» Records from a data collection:

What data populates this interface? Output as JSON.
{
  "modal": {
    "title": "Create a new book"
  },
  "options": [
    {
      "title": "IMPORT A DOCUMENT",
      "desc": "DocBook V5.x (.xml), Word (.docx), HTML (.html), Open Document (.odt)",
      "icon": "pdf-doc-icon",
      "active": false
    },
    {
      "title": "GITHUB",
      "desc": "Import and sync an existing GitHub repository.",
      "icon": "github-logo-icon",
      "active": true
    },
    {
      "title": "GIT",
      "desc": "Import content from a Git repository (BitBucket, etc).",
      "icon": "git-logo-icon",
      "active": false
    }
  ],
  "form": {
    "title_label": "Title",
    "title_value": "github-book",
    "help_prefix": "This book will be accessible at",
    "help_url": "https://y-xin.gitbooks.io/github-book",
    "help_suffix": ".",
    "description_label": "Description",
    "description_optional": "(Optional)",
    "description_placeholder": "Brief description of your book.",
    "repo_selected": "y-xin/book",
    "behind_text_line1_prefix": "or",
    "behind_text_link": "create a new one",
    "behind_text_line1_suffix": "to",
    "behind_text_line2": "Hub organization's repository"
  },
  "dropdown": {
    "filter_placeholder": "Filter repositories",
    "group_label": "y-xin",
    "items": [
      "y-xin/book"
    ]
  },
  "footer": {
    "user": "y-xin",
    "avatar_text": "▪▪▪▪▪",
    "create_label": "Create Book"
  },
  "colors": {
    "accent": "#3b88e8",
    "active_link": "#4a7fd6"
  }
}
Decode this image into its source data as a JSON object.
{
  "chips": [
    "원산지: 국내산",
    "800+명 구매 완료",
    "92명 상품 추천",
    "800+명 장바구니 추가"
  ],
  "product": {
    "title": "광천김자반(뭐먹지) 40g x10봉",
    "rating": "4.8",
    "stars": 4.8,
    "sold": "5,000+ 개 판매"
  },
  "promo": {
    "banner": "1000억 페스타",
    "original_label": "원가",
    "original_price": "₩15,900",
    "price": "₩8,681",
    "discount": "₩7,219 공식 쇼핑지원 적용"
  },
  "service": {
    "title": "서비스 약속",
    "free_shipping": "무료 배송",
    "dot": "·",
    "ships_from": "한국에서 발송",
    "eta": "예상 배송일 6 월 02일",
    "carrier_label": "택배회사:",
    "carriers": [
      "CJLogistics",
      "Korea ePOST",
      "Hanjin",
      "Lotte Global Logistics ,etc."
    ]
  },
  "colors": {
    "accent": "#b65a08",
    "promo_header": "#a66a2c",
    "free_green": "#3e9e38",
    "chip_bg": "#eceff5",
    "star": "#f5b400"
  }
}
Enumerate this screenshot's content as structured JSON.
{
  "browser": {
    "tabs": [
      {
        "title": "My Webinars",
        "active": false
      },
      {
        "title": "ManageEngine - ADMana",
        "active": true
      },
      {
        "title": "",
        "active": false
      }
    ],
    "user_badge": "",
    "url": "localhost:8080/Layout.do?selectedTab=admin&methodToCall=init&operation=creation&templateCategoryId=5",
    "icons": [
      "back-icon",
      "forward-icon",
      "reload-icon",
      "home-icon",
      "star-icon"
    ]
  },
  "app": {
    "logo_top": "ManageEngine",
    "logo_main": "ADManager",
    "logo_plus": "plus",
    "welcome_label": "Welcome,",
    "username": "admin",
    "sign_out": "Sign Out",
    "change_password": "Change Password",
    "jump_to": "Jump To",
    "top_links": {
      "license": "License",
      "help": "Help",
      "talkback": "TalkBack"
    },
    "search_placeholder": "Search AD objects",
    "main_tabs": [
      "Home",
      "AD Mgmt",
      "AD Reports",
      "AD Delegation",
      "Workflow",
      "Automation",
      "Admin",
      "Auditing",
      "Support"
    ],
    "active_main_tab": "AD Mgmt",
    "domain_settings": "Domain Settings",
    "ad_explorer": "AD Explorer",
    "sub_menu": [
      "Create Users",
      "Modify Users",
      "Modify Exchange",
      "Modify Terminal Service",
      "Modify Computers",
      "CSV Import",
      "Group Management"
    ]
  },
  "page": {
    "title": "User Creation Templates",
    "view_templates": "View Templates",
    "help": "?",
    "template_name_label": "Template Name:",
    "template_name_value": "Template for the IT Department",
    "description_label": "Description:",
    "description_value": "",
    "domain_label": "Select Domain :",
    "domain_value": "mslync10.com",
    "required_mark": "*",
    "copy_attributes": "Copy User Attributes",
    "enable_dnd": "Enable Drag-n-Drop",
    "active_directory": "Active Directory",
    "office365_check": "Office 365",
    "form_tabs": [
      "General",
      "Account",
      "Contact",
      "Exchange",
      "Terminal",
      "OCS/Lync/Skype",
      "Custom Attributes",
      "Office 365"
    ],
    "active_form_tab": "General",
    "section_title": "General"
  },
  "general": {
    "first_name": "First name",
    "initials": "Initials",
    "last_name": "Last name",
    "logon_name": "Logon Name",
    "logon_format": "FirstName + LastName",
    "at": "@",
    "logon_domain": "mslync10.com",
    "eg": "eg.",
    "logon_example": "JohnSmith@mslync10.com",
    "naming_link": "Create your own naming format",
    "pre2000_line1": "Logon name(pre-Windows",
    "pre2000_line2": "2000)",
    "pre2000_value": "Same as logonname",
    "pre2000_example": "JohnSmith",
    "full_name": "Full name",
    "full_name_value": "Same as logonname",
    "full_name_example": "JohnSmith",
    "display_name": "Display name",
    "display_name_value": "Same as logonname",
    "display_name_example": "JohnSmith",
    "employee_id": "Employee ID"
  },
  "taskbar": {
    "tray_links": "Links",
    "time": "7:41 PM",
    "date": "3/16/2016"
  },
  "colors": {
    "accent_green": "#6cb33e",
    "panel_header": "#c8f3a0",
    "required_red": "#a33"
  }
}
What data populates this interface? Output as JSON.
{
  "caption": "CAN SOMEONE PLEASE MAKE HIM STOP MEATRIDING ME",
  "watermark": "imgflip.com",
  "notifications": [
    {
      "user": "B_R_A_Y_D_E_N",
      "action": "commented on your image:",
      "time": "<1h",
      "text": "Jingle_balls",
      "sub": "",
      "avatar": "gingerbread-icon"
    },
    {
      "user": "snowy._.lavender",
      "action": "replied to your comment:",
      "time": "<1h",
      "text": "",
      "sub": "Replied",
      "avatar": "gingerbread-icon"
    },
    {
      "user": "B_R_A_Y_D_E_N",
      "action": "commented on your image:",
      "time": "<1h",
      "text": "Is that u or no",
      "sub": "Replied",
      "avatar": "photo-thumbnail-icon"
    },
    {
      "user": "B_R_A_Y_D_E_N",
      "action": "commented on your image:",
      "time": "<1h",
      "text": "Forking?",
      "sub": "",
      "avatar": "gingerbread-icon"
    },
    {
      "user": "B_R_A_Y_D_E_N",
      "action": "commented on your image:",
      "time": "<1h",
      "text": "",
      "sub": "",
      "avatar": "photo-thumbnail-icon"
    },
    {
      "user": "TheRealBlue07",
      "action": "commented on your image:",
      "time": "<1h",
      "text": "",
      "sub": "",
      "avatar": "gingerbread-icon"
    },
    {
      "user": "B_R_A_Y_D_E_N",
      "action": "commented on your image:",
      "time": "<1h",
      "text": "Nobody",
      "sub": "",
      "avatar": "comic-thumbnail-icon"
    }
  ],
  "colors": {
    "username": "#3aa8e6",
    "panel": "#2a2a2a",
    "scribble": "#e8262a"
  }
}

» PROBLEM TO WORK ON:
Retype all of the material, keeping each line exact.

» RESULT OF THE EXERCISE:
What data populates this interface? Output as JSON.
{
  "modal": {
    "title": "Create a new book"
  },
  "options": [
    {
      "title": "IMPORT A DOCUMENT",
      "desc": "DocBook V5.x (.xml), Word (.docx), HTML (.html), Open Document (.odt)",
      "icon": "pdf-doc-icon",
      "active": false
    },
    {
      "title": "GITHUB",
      "desc": "Import and sync an existing GitHub repository.",
      "icon": "github-logo-icon",
      "active": true
    },
    {
      "title": "GIT",
      "desc": "Import content from a Git repository (BitBucket, etc).",
      "icon": "git-logo-icon",
      "active": false
    }
  ],
  "form": {
    "title_label": "Title",
    "title_value": "github-book",
    "help_prefix": "This book will be accessible at",
    "help_url": "https://y-xin.gitbooks.io/github-book",
    "help_suffix": ".",
    "description_label": "Description",
    "description_optional": "(Optional)",
    "description_placeholder": "Brief description of your book.",
    "repo_selected": "y-xin/book",
    "behind_text_line1_prefix": "or",
    "behind_text_link": "create a new one",
    "behind_text_line1_suffix": "to",
    "behind_text_line2": "Hub organization's repository"
  },
  "dropdown": {
    "filter_placeholder": "Filter repositories",
    "group_label": "y-xin",
    "items": [
      "y-xin/book"
    ]
  },
  "footer": {
    "user": "y-xin",
    "avatar_text": "▪▪▪▪▪",
    "create_label": "Create Book"
  },
  "colors": {
    "accent": "#3b88e8",
    "active_link": "#4a7fd6"
  }
}
Decode this image into its source data as a JSON object.
{
  "chips": [
    "원산지: 국내산",
    "800+명 구매 완료",
    "92명 상품 추천",
    "800+명 장바구니 추가"
  ],
  "product": {
    "title": "광천김자반(뭐먹지) 40g x10봉",
    "rating": "4.8",
    "stars": 4.8,
    "sold": "5,000+ 개 판매"
  },
  "promo": {
    "banner": "1000억 페스타",
    "original_label": "원가",
    "original_price": "₩15,900",
    "price": "₩8,681",
    "discount": "₩7,219 공식 쇼핑지원 적용"
  },
  "service": {
    "title": "서비스 약속",
    "free_shipping": "무료 배송",
    "dot": "·",
    "ships_from": "한국에서 발송",
    "eta": "예상 배송일 6 월 02일",
    "carrier_label": "택배회사:",
    "carriers": [
      "CJLogistics",
      "Korea ePOST",
      "Hanjin",
      "Lotte Global Logistics ,etc."
    ]
  },
  "colors": {
    "accent": "#b65a08",
    "promo_header": "#a66a2c",
    "free_green": "#3e9e38",
    "chip_bg": "#eceff5",
    "star": "#f5b400"
  }
}
Enumerate this screenshot's content as structured JSON.
{
  "browser": {
    "tabs": [
      {
        "title": "My Webinars",
        "active": false
      },
      {
        "title": "ManageEngine - ADMana",
        "active": true
      },
      {
        "title": "",
        "active": false
      }
    ],
    "user_badge": "",
    "url": "localhost:8080/Layout.do?selectedTab=admin&methodToCall=init&operation=creation&templateCategoryId=5",
    "icons": [
      "back-icon",
      "forward-icon",
      "reload-icon",
      "home-icon",
      "star-icon"
    ]
  },
  "app": {
    "logo_top": "ManageEngine",
    "logo_main": "ADManager",
    "logo_plus": "plus",
    "welcome_label": "Welcome,",
    "username": "admin",
    "sign_out": "Sign Out",
    "change_password": "Change Password",
    "jump_to": "Jump To",
    "top_links": {
      "license": "License",
      "help": "Help",
      "talkback": "TalkBack"
    },
    "search_placeholder": "Search AD objects",
    "main_tabs": [
      "Home",
      "AD Mgmt",
      "AD Reports",
      "AD Delegation",
      "Workflow",
      "Automation",
      "Admin",
      "Auditing",
      "Support"
    ],
    "active_main_tab": "AD Mgmt",
    "domain_settings": "Domain Settings",
    "ad_explorer": "AD Explorer",
    "sub_menu": [
      "Create Users",
      "Modify Users",
      "Modify Exchange",
      "Modify Terminal Service",
      "Modify Computers",
      "CSV Import",
      "Group Management"
    ]
  },
  "page": {
    "title": "User Creation Templates",
    "view_templates": "View Templates",
    "help": "?",
    "template_name_label": "Template Name:",
    "template_name_value": "Template for the IT Department",
    "description_label": "Description:",
    "description_value": "",
    "domain_label": "Select Domain :",
    "domain_value": "mslync10.com",
    "required_mark": "*",
    "copy_attributes": "Copy User Attributes",
    "enable_dnd": "Enable Drag-n-Drop",
    "active_directory": "Active Directory",
    "office365_check": "Office 365",
    "form_tabs": [
      "General",
      "Account",
      "Contact",
      "Exchange",
      "Terminal",
      "OCS/Lync/Skype",
      "Custom Attributes",
      "Office 365"
    ],
    "active_form_tab": "General",
    "section_title": "General"
  },
  "general": {
    "first_name": "First name",
    "initials": "Initials",
    "last_name": "Last name",
    "logon_name": "Logon Name",
    "logon_format": "FirstName + LastName",
    "at": "@",
    "logon_domain": "mslync10.com",
    "eg": "eg.",
    "logon_example": "JohnSmith@mslync10.com",
    "naming_link": "Create your own naming format",
    "pre2000_line1": "Logon name(pre-Windows",
    "pre2000_line2": "2000)",
    "pre2000_value": "Same as logonname",
    "pre2000_example": "JohnSmith",
    "full_name": "Full name",
    "full_name_value": "Same as logonname",
    "full_name_example": "JohnSmith",
    "display_name": "Display name",
    "display_name_value": "Same as logonname",
    "display_name_example": "JohnSmith",
    "employee_id": "Employee ID"
  },
  "taskbar": {
    "tray_links": "Links",
    "time": "7:41 PM",
    "date": "3/16/2016"
  },
  "colors": {
    "accent_green": "#6cb33e",
    "panel_header": "#c8f3a0",
    "required_red": "#a33"
  }
}
What data populates this interface? Output as JSON.
{
  "caption": "CAN SOMEONE PLEASE MAKE HIM STOP MEATRIDING ME",
  "watermark": "imgflip.com",
  "notifications": [
    {
      "user": "B_R_A_Y_D_E_N",
      "action": "commented on your image:",
      "time": "<1h",
      "text": "Jingle_balls",
      "sub": "",
      "avatar": "gingerbread-icon"
    },
    {
      "user": "snowy._.lavender",
      "action": "replied to your comment:",
      "time": "<1h",
      "text": "",
      "sub": "Replied",
      "avatar": "gingerbread-icon"
    },
    {
      "user": "B_R_A_Y_D_E_N",
      "action": "commented on your image:",
      "time": "<1h",
      "text": "Is that u or no",
      "sub": "Replied",
      "avatar": "photo-thumbnail-icon"
    },
    {
      "user": "B_R_A_Y_D_E_N",
      "action": "commented on your image:",
      "time": "<1h",
      "text": "Forking?",
      "sub": "",
      "avatar": "gingerbread-icon"
    },
    {
      "user": "B_R_A_Y_D_E_N",
      "action": "commented on your image:",
      "time": "<1h",
      "text": "",
      "sub": "",
      "avatar": "photo-thumbnail-icon"
    },
    {
      "user": "TheRealBlue07",
      "action": "commented on your image:",
      "time": "<1h",
      "text": "",
      "sub": "",
      "avatar": "gingerbread-icon"
    },
    {
      "user": "B_R_A_Y_D_E_N",
      "action": "commented on your image:",
      "time": "<1h",
      "text": "Nobody",
      "sub": "",
      "avatar": "comic-thumbnail-icon"
    }
  ],
  "colors": {
    "username": "#3aa8e6",
    "panel": "#2a2a2a",
    "scribble": "#e8262a"
  }
}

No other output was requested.